• Brief
Look through the material below and count the lines with the string "this". Report only the count.

(Saved entries)

..........

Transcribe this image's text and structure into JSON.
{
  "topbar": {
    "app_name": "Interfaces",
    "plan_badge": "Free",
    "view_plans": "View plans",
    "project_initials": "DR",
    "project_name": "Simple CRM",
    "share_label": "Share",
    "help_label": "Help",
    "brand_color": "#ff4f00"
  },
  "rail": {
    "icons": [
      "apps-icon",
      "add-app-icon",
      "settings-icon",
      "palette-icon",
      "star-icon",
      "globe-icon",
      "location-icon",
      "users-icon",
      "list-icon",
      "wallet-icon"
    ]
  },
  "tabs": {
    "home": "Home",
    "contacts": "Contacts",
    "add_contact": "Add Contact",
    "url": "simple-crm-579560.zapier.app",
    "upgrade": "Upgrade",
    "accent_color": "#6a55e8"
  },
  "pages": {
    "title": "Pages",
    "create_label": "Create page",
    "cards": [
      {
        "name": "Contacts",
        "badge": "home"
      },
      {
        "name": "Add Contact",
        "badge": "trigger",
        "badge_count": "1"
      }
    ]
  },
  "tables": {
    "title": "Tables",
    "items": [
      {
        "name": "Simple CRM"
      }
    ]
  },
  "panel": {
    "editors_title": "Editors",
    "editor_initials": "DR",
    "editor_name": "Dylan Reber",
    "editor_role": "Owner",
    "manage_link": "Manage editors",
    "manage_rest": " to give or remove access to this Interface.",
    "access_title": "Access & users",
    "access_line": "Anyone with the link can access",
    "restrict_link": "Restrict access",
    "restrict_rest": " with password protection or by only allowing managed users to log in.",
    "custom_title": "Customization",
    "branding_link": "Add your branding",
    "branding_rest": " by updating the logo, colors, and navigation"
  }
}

..........

• Answer
2